* _EXCERPT TO READ_
<<<<
The main argument you always hear from football pundits is that Premier League matches should be decided by which team correctly answers the most questions about World War 1. Not me, though. I think it’s a bad idea and we should continue to use football as the deciding factor 👎.
Lawyer: did your boyfriend commit the crime?
Girlfriend: honey he can’t even commit to this relationship
Entire jury: OH SNAP
I’m boycotting 50 Shades of Grey because it perpetuates the stereotype that men can change.
[gym]
ME: hey can you spot me
HIM: yeah
ME: *hiding under the bench* how about now
If I were a gunslinger I’d bedazzle my holster. The other killers wouldn’t take me seriously, maybe think I’m just packing a glue gun. Big mistake.
All conclusions should be drawn in crayon.
Ariana Grande is what happens if you feed a Bratz doll after midnight.
I don’t even have a calendar anymore, I just go to my guys group chat and write “Tuesdays am I right fellas” and if nobody says “you said it brother” then I know it’s not Tuesday
PHYSICIST: There are infinite universes, more than you can imagine
ME: That means there exists a universe in which all my tweets are funny
PHYSICIST: Not that many
I miss the days when you could talk about a brand and they didn’t talk back.
Prepare your kids for social media by putting their artwork on the fridge and writing a bunch of mean comments under it.
[after divorce]
I think I still know…
*puts on shark tooth necklace*
…what women want.
It’s frowned upon to loudly laugh in Hawaii.
You have to keep it to a low ha.
#RubbishJokes #AmazingFacts #DadJokes
Don’t think that computers should be allowed to make those ‘dun-dun’ error noises at me. It’s not polite. I am trying my best.
A faucet is just a vertical treadmill for a tiny jesus
Humidity is great because then people think it’s not my fault that my hair looks like this.
Nasa: Perseverance rover, status report
Perseverance: THERE ARE OTHER DEAD ROVERS HERE
Nasa: now calm down-
Perseverance: THIS IS A PLANET OF DEATH
My husband laughed at one of my jokes and said I’m funny, and now I’m sus, like just how many Amazon packages are getting delivered to him today.
>>>>
* _REQUIREMENT_
In the joke collection, how does the physicist reply to the claim that some universe exists in which all the speaker's tweets are funny?

* _PROVIDED DATA_
<<<<
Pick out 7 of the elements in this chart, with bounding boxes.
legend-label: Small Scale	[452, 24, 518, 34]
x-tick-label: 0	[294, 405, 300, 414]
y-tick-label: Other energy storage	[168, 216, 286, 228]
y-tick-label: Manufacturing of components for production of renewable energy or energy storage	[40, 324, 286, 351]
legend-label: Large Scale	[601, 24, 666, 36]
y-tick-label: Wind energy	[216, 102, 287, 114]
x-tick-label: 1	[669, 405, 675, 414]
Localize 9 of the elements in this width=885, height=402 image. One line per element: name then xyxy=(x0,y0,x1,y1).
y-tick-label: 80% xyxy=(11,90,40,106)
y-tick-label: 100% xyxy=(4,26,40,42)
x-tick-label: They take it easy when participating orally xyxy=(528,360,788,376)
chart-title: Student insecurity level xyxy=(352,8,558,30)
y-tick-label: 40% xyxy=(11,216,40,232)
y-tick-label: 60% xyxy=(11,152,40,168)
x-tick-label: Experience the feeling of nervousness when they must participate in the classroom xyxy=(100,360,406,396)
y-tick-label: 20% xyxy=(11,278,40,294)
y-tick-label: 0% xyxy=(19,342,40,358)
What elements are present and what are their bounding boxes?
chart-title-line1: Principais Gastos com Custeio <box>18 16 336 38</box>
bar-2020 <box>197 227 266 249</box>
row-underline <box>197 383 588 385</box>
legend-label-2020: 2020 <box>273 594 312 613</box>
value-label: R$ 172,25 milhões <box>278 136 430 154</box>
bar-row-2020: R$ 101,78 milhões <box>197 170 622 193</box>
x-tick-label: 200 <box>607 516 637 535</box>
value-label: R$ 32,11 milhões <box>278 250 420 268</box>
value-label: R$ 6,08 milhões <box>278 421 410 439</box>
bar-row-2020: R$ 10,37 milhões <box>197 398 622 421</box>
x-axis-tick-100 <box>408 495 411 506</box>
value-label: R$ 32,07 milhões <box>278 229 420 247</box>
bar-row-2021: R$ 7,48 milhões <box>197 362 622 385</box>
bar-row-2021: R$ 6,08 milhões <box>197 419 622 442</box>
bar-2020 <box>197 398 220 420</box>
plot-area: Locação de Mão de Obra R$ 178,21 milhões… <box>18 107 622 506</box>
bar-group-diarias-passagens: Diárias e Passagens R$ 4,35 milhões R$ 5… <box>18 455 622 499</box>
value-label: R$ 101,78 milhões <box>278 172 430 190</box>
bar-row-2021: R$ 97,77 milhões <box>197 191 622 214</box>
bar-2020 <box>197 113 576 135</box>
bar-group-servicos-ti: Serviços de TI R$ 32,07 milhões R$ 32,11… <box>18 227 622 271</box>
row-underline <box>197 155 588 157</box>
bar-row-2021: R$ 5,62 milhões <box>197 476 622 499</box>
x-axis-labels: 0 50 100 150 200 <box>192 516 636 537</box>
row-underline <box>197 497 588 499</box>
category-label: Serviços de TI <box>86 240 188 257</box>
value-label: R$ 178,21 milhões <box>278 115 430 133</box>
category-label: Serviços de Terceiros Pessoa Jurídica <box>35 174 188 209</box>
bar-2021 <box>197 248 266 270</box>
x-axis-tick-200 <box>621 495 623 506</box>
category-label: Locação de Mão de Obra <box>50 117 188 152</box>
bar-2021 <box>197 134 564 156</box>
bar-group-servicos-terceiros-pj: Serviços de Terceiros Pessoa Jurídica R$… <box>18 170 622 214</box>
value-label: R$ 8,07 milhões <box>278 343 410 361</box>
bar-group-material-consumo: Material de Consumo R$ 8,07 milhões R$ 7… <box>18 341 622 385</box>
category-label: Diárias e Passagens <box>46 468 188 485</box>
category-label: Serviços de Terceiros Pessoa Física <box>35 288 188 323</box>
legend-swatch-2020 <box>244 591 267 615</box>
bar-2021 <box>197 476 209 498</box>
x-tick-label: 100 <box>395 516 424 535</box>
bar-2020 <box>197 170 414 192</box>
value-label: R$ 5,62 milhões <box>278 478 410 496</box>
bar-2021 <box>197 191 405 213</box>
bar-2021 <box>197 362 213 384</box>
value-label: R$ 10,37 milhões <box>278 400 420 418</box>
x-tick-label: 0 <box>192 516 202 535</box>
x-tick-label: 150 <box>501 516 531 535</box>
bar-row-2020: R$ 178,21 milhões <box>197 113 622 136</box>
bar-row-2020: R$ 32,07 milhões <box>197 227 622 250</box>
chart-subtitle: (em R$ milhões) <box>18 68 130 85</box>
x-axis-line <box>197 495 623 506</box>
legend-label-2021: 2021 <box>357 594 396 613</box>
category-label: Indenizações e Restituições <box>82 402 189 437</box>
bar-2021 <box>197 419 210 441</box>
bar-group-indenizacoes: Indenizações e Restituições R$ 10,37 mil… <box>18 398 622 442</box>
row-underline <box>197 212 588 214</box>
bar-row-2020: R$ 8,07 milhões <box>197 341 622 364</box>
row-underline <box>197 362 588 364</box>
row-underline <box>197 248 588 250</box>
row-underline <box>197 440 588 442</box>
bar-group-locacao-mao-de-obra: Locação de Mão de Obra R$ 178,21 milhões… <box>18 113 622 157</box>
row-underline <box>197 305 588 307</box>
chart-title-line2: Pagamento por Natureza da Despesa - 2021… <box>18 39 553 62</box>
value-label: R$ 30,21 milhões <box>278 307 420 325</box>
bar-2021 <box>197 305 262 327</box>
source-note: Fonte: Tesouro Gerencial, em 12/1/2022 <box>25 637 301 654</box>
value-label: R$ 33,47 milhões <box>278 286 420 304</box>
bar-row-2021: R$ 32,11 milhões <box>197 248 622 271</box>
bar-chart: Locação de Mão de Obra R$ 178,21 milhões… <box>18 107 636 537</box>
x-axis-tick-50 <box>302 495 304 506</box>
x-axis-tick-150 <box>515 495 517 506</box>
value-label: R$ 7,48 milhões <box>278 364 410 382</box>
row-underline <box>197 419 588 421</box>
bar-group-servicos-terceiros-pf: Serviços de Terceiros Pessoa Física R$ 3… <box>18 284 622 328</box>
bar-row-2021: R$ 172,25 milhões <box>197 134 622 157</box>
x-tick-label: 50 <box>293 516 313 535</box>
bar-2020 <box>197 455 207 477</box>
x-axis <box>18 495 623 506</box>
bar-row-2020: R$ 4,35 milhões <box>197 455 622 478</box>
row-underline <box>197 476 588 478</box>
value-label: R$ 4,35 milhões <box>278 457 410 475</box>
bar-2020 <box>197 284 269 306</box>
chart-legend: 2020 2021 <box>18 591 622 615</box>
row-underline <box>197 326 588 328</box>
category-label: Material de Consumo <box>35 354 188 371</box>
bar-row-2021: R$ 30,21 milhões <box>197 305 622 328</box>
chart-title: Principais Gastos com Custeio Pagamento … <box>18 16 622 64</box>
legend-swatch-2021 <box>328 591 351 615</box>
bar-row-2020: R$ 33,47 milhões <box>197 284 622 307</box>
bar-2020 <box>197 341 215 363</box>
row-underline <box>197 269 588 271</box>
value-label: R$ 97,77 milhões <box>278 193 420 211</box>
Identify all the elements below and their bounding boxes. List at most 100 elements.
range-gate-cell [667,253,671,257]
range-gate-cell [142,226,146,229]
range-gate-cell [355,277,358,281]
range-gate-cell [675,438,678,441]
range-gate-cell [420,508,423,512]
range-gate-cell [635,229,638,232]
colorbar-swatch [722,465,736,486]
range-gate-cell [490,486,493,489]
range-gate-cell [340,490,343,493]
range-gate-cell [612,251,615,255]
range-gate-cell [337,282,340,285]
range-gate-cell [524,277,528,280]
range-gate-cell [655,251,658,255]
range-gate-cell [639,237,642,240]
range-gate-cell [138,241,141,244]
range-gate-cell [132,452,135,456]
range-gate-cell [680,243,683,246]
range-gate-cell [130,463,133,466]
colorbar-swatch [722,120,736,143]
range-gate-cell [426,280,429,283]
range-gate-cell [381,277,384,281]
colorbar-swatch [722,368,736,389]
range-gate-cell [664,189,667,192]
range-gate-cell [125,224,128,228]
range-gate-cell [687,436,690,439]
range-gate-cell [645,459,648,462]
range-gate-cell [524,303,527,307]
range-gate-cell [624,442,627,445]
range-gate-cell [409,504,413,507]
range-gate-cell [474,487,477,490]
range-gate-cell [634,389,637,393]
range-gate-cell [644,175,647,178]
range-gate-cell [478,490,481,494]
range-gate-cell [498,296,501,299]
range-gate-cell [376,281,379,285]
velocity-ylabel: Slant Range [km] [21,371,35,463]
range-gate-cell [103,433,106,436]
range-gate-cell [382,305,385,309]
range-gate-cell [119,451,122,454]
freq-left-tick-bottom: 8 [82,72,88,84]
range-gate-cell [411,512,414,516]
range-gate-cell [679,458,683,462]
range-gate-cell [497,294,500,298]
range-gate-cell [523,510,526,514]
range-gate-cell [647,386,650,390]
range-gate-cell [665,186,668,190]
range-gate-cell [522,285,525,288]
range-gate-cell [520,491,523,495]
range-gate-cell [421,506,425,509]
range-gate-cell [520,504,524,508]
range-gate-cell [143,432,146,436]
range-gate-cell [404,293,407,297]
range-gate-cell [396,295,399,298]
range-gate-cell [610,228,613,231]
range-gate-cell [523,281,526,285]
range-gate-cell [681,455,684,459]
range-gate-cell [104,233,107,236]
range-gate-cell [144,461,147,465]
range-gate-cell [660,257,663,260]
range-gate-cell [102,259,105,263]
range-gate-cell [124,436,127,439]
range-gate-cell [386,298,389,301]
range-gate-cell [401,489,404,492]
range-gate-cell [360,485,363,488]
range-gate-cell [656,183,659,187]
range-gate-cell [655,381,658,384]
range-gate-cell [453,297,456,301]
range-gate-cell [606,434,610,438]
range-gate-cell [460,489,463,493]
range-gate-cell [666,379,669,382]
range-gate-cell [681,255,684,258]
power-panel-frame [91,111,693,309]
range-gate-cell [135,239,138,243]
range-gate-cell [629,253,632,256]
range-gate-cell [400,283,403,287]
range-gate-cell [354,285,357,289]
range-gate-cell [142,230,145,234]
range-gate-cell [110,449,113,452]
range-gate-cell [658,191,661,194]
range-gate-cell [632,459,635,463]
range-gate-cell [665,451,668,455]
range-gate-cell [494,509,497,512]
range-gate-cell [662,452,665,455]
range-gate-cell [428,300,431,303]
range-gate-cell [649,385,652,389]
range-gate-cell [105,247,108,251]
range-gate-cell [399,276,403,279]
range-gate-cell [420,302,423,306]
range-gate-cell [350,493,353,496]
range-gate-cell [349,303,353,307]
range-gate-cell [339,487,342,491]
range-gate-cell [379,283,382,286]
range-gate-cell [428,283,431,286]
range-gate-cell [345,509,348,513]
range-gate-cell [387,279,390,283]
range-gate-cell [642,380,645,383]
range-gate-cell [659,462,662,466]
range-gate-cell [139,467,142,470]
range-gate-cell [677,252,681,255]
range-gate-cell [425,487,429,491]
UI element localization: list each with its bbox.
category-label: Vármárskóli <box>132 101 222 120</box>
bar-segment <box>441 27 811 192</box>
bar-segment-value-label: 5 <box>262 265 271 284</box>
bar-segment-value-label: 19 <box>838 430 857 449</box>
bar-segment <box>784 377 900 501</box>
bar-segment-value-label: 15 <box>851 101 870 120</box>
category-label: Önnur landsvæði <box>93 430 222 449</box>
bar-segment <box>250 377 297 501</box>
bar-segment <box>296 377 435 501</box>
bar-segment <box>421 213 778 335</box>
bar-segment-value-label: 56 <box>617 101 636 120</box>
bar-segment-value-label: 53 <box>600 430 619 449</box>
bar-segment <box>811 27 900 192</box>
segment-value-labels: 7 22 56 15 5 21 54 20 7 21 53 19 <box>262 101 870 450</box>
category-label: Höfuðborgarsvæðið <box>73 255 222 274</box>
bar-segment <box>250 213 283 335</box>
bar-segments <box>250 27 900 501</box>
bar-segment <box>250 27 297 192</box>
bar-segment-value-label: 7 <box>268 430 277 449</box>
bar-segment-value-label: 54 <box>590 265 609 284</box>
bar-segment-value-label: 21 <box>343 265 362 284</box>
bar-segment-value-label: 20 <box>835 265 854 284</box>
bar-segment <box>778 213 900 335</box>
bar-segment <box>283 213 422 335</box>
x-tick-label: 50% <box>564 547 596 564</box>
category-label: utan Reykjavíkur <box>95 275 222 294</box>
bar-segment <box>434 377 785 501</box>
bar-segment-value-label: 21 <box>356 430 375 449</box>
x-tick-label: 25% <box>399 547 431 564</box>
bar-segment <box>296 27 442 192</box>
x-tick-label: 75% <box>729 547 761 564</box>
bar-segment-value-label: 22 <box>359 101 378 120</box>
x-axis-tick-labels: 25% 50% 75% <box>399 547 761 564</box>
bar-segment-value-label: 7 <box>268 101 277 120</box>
>>>>
* _WRITTEN ANSWER_
"Not that many."